> Given task
How many lines hold the string "těžké"? Give only the number.

> Provided information
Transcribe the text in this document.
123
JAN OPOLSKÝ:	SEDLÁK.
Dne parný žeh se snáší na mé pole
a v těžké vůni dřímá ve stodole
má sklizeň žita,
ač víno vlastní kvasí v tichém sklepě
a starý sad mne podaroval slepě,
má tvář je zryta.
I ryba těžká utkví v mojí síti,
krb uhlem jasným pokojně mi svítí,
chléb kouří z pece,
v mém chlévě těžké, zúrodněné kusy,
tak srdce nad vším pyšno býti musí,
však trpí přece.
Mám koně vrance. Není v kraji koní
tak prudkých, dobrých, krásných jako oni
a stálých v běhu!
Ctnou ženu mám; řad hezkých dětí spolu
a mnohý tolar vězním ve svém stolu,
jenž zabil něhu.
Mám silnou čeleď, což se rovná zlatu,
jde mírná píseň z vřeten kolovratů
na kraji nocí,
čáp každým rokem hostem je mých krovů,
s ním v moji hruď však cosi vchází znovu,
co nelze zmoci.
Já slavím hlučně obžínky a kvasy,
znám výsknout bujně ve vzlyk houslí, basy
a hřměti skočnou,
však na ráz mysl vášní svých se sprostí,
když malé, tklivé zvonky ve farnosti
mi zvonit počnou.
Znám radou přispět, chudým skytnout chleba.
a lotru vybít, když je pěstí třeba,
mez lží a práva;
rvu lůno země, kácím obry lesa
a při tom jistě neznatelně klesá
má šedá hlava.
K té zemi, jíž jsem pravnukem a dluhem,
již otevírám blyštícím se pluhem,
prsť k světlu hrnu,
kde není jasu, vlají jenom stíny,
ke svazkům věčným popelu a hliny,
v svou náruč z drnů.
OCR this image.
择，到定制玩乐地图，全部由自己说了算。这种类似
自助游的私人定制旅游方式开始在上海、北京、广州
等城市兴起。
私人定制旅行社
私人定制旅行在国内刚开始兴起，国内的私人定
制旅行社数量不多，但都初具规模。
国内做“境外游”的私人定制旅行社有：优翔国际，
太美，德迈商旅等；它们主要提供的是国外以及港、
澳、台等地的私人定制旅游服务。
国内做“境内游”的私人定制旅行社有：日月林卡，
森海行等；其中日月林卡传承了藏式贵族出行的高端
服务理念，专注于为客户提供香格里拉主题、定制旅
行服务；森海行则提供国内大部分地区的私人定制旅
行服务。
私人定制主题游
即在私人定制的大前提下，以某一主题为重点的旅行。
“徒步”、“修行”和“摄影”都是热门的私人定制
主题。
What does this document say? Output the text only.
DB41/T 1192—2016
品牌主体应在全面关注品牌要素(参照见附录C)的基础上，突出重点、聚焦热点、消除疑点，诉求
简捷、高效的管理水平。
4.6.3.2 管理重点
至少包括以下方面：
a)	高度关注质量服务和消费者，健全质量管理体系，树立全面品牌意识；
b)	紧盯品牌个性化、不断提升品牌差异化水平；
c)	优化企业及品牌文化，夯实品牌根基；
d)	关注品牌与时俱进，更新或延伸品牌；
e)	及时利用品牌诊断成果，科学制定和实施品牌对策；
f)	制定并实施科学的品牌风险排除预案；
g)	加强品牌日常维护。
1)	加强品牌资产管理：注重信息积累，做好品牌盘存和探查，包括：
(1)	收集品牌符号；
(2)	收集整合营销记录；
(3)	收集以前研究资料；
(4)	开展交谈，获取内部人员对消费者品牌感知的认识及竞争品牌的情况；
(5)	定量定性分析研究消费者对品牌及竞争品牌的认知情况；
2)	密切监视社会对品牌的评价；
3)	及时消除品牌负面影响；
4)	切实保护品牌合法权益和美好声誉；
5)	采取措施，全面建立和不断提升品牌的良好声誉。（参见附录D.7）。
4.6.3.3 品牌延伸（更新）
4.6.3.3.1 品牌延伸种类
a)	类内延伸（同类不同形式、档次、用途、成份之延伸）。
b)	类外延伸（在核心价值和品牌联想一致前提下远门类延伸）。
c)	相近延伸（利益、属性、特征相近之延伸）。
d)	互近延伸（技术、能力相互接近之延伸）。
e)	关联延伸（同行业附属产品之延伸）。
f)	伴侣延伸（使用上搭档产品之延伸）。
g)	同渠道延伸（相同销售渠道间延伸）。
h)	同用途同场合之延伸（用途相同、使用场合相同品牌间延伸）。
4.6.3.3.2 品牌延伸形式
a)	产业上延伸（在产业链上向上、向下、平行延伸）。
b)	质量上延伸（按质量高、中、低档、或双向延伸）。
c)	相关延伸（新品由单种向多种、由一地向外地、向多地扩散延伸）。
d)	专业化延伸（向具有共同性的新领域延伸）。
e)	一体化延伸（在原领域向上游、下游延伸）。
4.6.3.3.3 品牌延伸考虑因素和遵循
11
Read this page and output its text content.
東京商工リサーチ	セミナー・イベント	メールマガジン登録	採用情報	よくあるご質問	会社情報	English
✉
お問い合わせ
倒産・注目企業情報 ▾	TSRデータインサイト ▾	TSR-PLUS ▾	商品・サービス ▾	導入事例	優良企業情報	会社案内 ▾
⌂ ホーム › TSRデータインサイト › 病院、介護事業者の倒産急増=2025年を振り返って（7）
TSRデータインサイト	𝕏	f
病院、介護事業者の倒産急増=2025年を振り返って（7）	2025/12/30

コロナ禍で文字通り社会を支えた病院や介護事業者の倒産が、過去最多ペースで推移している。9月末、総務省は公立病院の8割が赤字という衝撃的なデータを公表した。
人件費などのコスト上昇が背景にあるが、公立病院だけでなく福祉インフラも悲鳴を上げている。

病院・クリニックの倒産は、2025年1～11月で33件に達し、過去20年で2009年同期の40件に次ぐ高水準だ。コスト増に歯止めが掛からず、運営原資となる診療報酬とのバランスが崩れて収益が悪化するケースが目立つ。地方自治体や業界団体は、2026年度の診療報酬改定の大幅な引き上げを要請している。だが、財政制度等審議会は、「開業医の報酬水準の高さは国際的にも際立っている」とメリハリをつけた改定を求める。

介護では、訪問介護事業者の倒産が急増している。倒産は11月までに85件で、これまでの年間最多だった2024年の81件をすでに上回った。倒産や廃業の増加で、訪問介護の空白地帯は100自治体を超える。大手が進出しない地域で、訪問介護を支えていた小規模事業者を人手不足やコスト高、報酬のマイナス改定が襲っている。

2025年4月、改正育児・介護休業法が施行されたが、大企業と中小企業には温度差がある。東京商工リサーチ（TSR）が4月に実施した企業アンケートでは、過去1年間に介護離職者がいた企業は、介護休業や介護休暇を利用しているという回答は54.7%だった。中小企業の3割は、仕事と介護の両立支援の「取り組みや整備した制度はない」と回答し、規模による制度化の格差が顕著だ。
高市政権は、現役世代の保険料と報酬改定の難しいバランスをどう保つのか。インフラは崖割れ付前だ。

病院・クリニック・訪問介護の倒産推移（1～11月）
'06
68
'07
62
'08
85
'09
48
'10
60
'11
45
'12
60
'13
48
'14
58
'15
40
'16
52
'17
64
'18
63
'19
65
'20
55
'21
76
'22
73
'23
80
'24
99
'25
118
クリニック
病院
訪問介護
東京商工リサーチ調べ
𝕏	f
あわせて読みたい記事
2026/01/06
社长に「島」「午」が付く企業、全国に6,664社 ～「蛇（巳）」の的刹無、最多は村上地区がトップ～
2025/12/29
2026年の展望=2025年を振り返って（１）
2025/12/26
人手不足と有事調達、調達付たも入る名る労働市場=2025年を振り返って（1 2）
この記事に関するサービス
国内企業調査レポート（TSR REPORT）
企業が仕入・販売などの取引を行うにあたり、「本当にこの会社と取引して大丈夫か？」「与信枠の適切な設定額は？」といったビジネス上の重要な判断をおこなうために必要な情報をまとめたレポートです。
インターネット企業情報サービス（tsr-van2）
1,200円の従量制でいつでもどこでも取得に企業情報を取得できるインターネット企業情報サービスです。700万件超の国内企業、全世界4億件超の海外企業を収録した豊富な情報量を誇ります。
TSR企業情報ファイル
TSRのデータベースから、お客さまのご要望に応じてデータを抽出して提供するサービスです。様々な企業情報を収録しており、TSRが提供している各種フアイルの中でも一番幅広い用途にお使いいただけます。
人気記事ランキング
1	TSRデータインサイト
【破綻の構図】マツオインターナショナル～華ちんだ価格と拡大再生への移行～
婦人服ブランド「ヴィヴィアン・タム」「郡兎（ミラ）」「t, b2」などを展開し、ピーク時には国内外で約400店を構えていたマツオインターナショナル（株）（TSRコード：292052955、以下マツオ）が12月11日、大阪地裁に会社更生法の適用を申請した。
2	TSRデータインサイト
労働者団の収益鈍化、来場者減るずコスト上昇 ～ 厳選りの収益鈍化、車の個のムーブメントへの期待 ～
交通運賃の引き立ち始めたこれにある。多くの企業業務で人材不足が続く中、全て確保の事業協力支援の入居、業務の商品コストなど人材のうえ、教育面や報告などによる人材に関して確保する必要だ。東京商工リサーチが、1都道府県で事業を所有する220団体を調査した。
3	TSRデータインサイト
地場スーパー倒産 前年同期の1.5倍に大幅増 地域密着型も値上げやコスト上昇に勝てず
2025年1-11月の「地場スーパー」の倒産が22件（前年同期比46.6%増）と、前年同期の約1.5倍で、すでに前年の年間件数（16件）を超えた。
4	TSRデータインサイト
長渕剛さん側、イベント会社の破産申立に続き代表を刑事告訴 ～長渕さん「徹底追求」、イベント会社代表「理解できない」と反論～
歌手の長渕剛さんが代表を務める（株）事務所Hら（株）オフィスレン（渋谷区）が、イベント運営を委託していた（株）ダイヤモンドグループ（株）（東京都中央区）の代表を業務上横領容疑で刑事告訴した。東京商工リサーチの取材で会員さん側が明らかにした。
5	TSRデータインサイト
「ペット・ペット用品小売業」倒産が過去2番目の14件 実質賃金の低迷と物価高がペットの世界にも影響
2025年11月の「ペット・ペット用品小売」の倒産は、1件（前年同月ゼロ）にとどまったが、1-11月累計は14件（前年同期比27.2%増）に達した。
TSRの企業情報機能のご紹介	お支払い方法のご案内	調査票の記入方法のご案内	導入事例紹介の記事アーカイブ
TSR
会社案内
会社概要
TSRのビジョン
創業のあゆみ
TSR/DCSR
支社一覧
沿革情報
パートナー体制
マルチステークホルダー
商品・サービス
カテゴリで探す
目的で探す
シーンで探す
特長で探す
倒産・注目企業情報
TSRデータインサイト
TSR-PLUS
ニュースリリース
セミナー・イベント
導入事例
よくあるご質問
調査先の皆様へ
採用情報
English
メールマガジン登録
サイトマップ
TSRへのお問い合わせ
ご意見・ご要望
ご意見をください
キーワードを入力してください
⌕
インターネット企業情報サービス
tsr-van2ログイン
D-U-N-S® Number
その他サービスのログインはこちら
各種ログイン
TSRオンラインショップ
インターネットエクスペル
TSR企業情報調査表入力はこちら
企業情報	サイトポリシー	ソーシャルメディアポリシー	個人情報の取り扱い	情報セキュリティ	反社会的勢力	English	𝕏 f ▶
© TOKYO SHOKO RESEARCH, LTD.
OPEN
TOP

> The output
2